▶ **EXERCISE REQUIREMENTS**:
Below is a listing; write it out exactly and drop any images from it.

▶ **THE RECORDS**:

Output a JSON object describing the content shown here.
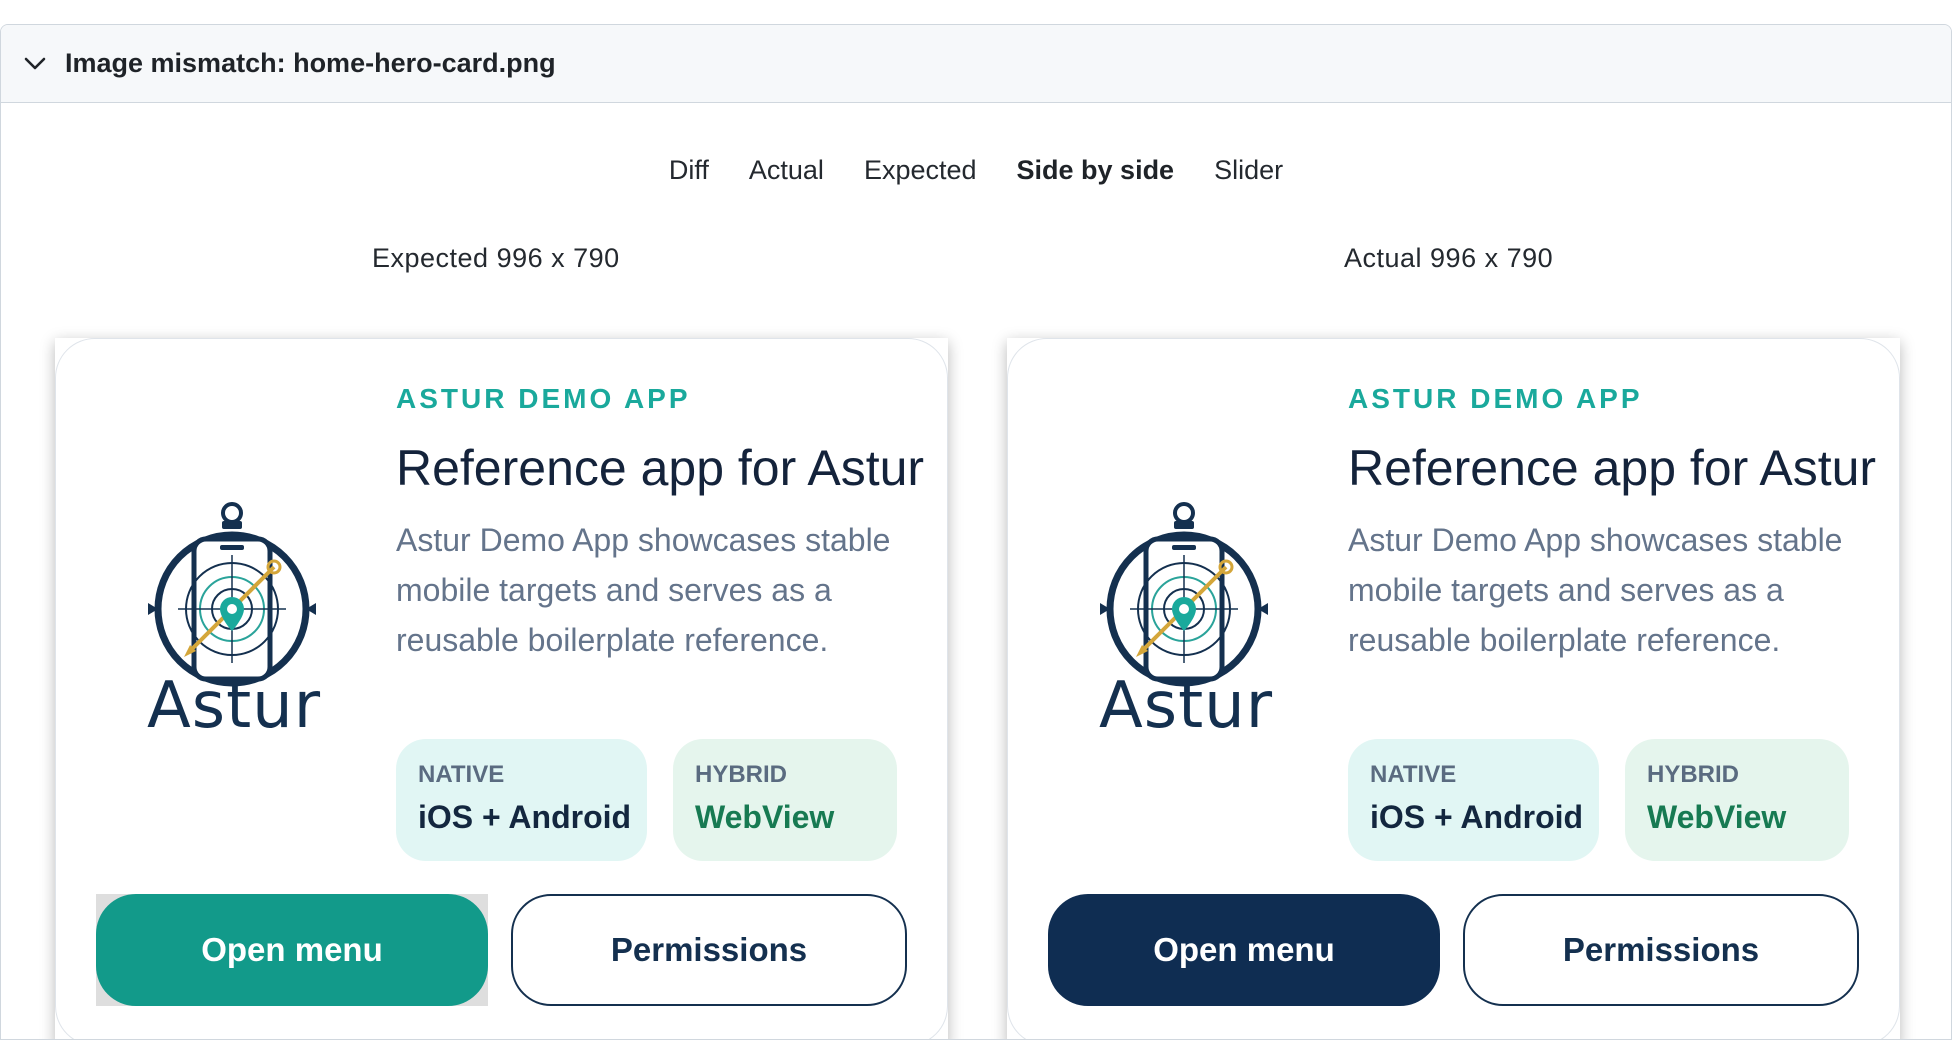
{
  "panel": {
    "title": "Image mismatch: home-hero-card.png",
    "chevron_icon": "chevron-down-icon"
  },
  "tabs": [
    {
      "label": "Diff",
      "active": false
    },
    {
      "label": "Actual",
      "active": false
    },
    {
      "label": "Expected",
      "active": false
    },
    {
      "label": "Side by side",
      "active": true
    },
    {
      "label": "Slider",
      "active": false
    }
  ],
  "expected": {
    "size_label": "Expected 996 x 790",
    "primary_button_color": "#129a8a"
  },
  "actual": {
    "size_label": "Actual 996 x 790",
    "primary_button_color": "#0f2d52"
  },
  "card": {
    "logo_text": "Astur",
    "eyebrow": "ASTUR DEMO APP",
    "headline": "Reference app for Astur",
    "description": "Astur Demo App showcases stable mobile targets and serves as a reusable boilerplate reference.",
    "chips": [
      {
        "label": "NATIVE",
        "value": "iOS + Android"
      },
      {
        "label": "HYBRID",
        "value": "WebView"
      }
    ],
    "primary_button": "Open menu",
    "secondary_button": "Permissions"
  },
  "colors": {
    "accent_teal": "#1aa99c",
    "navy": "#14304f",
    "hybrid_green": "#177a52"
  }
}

▶ **ANSWER FOR THE TASK**:
Output a JSON object describing the content shown here.
{
  "panel": {
    "title": "Image mismatch: home-hero-card.png",
    "chevron_icon": "chevron-down-icon"
  },
  "tabs": [
    {
      "label": "Diff",
      "active": false
    },
    {
      "label": "Actual",
      "active": false
    },
    {
      "label": "Expected",
      "active": false
    },
    {
      "label": "Side by side",
      "active": true
    },
    {
      "label": "Slider",
      "active": false
    }
  ],
  "expected": {
    "size_label": "Expected 996 x 790",
    "primary_button_color": "#129a8a"
  },
  "actual": {
    "size_label": "Actual 996 x 790",
    "primary_button_color": "#0f2d52"
  },
  "card": {
    "logo_text": "Astur",
    "eyebrow": "ASTUR DEMO APP",
    "headline": "Reference app for Astur",
    "description": "Astur Demo App showcases stable mobile targets and serves as a reusable boilerplate reference.",
    "chips": [
      {
        "label": "NATIVE",
        "value": "iOS + Android"
      },
      {
        "label": "HYBRID",
        "value": "WebView"
      }
    ],
    "primary_button": "Open menu",
    "secondary_button": "Permissions"
  },
  "colors": {
    "accent_teal": "#1aa99c",
    "navy": "#14304f",
    "hybrid_green": "#177a52"
  }
}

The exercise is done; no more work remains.